**What the task asks**
Each line holding the word "there" counts once; give the total and nothing more.

**Rows**
*-*-*
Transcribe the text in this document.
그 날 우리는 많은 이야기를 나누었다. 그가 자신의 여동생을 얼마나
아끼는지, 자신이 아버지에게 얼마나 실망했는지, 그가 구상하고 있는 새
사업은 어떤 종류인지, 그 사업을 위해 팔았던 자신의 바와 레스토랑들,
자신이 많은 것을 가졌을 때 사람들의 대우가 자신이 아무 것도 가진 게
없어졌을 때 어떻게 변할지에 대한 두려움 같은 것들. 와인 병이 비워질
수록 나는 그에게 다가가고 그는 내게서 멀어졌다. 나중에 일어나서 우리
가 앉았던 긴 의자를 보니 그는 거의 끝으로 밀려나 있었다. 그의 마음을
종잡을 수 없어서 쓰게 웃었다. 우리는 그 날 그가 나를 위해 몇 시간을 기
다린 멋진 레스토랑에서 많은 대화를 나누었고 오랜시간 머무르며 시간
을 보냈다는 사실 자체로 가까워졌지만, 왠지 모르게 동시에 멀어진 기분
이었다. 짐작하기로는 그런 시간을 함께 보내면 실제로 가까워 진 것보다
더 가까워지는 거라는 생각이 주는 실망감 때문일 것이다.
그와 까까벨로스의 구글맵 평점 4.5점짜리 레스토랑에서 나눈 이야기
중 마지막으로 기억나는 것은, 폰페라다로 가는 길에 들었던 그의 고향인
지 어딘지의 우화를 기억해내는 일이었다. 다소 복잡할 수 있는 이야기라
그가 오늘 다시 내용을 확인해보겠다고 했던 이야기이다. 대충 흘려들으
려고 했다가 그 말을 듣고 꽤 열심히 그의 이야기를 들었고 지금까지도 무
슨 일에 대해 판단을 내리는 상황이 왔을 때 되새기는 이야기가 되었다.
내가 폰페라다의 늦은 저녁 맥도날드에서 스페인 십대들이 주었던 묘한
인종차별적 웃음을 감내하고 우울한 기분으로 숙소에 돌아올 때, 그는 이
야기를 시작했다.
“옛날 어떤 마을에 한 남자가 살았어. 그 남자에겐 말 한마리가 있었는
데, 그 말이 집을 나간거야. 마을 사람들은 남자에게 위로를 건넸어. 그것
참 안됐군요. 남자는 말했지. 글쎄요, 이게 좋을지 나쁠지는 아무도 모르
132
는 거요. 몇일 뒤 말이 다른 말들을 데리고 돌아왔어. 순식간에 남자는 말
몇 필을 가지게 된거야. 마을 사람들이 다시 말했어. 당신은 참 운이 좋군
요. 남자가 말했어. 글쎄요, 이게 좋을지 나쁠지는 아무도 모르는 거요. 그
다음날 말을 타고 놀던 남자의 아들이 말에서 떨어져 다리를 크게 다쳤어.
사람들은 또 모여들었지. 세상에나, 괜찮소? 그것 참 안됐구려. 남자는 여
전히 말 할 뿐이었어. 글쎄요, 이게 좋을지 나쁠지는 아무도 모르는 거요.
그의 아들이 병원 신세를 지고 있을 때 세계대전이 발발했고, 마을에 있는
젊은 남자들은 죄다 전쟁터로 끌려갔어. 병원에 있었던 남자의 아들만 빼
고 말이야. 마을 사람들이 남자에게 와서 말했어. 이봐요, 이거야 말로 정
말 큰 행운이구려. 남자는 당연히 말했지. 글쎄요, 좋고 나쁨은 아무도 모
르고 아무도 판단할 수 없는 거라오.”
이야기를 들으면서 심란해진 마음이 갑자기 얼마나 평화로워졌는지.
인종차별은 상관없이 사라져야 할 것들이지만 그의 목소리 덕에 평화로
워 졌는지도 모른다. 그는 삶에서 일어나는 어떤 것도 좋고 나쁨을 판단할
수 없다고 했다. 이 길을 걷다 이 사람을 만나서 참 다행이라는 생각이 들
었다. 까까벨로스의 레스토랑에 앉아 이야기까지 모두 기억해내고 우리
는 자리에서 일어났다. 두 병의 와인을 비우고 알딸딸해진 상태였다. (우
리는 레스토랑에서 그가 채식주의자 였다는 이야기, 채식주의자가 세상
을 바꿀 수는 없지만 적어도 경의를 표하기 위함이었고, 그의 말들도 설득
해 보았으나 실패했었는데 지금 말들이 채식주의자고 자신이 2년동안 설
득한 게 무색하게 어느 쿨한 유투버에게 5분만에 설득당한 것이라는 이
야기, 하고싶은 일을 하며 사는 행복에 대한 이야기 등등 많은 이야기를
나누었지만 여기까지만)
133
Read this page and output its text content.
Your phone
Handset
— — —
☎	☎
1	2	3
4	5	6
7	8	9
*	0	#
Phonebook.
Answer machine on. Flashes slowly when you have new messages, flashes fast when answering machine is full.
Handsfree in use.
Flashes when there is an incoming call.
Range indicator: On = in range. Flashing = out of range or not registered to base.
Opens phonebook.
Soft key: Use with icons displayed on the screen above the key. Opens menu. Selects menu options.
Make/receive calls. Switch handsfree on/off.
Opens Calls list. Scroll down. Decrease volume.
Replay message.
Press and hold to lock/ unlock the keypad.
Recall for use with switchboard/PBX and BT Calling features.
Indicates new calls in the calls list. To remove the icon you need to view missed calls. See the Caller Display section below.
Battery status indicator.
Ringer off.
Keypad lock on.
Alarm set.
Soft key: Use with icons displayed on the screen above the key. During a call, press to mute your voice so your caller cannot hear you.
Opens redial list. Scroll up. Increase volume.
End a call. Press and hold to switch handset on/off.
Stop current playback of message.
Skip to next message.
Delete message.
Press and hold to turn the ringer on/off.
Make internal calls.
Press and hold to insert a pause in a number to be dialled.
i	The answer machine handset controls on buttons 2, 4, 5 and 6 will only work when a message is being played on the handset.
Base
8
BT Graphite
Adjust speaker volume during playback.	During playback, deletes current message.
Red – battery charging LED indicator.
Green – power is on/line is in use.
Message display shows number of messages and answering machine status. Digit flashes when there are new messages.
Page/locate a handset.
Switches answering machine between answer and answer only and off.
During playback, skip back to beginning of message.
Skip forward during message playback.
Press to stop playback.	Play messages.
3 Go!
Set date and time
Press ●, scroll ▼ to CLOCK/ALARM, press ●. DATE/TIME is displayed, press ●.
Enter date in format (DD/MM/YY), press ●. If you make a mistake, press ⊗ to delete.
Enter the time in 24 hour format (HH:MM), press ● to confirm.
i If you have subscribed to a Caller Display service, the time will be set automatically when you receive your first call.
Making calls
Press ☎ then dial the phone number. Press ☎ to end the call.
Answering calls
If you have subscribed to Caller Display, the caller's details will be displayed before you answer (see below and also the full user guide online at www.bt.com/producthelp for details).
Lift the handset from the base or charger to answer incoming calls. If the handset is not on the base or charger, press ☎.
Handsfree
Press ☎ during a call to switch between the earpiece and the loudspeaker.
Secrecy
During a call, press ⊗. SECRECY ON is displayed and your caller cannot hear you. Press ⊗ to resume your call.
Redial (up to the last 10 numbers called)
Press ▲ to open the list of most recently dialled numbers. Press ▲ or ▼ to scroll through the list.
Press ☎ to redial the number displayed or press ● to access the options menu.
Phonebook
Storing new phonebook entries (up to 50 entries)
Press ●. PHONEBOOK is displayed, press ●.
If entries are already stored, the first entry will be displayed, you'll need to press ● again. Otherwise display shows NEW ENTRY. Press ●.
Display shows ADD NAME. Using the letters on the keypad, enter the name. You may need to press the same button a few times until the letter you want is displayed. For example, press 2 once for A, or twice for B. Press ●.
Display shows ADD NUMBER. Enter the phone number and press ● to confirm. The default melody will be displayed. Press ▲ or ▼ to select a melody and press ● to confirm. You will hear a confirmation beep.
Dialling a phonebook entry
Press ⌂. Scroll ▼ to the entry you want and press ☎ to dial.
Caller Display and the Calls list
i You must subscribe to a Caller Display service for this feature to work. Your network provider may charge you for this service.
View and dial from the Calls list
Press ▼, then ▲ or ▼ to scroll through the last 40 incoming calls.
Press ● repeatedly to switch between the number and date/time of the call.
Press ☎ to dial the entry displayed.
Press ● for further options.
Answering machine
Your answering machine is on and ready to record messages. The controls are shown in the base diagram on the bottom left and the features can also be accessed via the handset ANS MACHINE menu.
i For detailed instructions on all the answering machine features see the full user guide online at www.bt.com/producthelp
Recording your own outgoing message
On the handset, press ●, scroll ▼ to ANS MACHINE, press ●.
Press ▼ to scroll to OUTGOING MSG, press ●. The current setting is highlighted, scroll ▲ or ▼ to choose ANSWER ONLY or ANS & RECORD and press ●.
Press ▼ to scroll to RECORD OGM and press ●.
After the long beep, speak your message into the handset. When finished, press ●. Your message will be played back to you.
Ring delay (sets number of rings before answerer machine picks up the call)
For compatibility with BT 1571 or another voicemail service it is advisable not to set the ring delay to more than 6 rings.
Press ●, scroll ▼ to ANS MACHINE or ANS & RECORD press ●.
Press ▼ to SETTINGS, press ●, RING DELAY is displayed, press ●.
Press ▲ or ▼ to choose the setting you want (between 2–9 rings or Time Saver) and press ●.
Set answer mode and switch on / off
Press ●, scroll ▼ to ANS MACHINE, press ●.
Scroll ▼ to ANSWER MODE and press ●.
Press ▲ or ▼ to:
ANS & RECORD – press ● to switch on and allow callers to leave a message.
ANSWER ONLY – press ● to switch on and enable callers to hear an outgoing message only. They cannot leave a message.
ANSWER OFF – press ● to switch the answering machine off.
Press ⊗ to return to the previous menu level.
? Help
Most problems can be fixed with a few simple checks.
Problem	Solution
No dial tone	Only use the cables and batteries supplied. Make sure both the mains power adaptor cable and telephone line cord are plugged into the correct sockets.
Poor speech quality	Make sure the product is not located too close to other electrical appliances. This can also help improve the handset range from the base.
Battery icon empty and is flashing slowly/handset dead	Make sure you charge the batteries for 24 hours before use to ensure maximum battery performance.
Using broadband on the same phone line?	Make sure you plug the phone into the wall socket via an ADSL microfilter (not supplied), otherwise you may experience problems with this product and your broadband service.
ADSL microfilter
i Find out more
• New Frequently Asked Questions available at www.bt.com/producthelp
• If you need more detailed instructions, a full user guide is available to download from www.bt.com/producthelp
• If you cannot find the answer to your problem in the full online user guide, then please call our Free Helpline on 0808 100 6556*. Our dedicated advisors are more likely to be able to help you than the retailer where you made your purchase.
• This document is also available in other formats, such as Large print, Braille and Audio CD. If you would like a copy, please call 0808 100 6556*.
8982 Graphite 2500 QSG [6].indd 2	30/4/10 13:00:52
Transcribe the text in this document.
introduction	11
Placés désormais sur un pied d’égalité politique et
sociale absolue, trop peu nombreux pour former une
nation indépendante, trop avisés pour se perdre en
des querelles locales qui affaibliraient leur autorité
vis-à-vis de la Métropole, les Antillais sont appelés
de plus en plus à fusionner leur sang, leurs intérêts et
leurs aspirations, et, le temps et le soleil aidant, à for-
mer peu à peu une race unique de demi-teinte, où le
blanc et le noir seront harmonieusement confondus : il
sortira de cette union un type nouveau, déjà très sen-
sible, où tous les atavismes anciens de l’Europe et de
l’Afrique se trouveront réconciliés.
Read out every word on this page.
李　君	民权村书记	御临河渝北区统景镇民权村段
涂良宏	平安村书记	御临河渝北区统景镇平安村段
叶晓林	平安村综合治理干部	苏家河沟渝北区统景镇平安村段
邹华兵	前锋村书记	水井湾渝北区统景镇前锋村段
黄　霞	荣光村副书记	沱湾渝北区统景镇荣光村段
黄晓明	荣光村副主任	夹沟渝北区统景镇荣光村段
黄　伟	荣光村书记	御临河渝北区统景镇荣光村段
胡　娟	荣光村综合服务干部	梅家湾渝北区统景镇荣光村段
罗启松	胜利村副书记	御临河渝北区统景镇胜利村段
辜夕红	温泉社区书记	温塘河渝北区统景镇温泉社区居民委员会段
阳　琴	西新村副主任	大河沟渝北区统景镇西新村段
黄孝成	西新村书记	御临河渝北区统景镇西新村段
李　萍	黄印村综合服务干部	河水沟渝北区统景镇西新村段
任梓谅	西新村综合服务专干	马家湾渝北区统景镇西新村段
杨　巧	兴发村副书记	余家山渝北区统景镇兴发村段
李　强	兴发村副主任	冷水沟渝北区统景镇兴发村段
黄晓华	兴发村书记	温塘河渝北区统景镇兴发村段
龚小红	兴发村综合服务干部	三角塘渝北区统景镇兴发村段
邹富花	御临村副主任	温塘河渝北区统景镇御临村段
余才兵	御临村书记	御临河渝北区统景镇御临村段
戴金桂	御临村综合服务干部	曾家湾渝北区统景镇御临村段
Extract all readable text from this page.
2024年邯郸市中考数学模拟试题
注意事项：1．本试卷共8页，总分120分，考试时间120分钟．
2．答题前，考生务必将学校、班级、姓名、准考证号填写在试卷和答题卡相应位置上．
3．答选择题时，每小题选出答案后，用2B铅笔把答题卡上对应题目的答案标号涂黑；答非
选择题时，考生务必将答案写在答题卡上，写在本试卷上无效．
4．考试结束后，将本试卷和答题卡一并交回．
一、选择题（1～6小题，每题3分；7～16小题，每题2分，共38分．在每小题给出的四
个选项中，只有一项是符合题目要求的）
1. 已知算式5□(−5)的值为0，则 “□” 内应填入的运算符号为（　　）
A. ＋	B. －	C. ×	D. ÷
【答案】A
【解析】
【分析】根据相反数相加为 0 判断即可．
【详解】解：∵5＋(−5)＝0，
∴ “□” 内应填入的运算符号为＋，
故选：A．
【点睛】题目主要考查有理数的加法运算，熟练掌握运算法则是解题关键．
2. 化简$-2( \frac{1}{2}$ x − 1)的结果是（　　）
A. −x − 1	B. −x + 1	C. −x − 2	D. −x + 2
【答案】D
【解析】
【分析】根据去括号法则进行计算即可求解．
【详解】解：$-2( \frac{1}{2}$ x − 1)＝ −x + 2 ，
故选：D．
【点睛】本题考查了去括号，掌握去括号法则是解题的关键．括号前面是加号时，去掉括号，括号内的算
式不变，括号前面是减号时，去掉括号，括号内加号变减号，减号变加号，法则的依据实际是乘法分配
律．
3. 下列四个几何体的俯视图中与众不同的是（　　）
*-*-*
**Task response**
2